**Supplied information:**
──────────

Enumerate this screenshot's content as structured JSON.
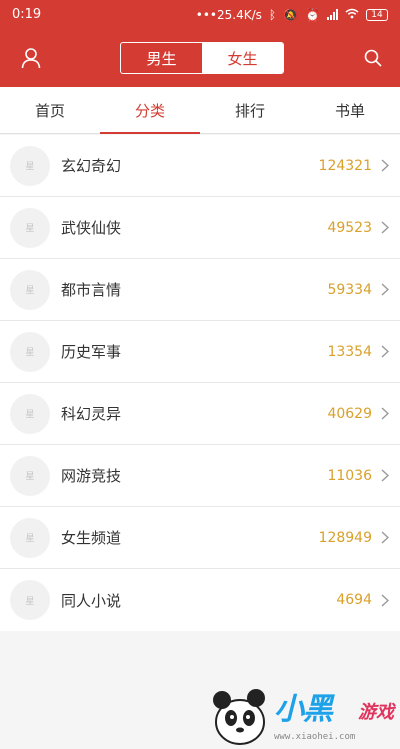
{
  "status_bar": {
    "time": "0:19",
    "network_speed": "•••25.4K/s",
    "battery": "14"
  },
  "header": {
    "tabs": [
      "男生",
      "女生"
    ],
    "active_gender": "女生"
  },
  "nav_tabs": [
    {
      "label": "首页"
    },
    {
      "label": "分类"
    },
    {
      "label": "排行"
    },
    {
      "label": "书单"
    }
  ],
  "active_nav": "分类",
  "categories": [
    {
      "name": "玄幻奇幻",
      "count": "124321"
    },
    {
      "name": "武侠仙侠",
      "count": "49523"
    },
    {
      "name": "都市言情",
      "count": "59334"
    },
    {
      "name": "历史军事",
      "count": "13354"
    },
    {
      "name": "科幻灵异",
      "count": "40629"
    },
    {
      "name": "网游竞技",
      "count": "11036"
    },
    {
      "name": "女生频道",
      "count": "128949"
    },
    {
      "name": "同人小说",
      "count": "4694"
    }
  ],
  "thumb_label": "星",
  "watermark": {
    "brand": "小黑",
    "brand2": "游戏",
    "url": "www.xiaohei.com"
  },
  "colors": {
    "primary": "#d43c33",
    "count": "#d9a12c",
    "link": "#1da1e8"
  }
}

──────────

Quote everything in the listing above exactly; pictures are the only thing to omit.

**Answer to this task:**
Enumerate this screenshot's content as structured JSON.
{
  "status_bar": {
    "time": "0:19",
    "network_speed": "•••25.4K/s",
    "battery": "14"
  },
  "header": {
    "tabs": [
      "男生",
      "女生"
    ],
    "active_gender": "女生"
  },
  "nav_tabs": [
    {
      "label": "首页"
    },
    {
      "label": "分类"
    },
    {
      "label": "排行"
    },
    {
      "label": "书单"
    }
  ],
  "active_nav": "分类",
  "categories": [
    {
      "name": "玄幻奇幻",
      "count": "124321"
    },
    {
      "name": "武侠仙侠",
      "count": "49523"
    },
    {
      "name": "都市言情",
      "count": "59334"
    },
    {
      "name": "历史军事",
      "count": "13354"
    },
    {
      "name": "科幻灵异",
      "count": "40629"
    },
    {
      "name": "网游竞技",
      "count": "11036"
    },
    {
      "name": "女生频道",
      "count": "128949"
    },
    {
      "name": "同人小说",
      "count": "4694"
    }
  ],
  "thumb_label": "星",
  "watermark": {
    "brand": "小黑",
    "brand2": "游戏",
    "url": "www.xiaohei.com"
  },
  "colors": {
    "primary": "#d43c33",
    "count": "#d9a12c",
    "link": "#1da1e8"
  }
}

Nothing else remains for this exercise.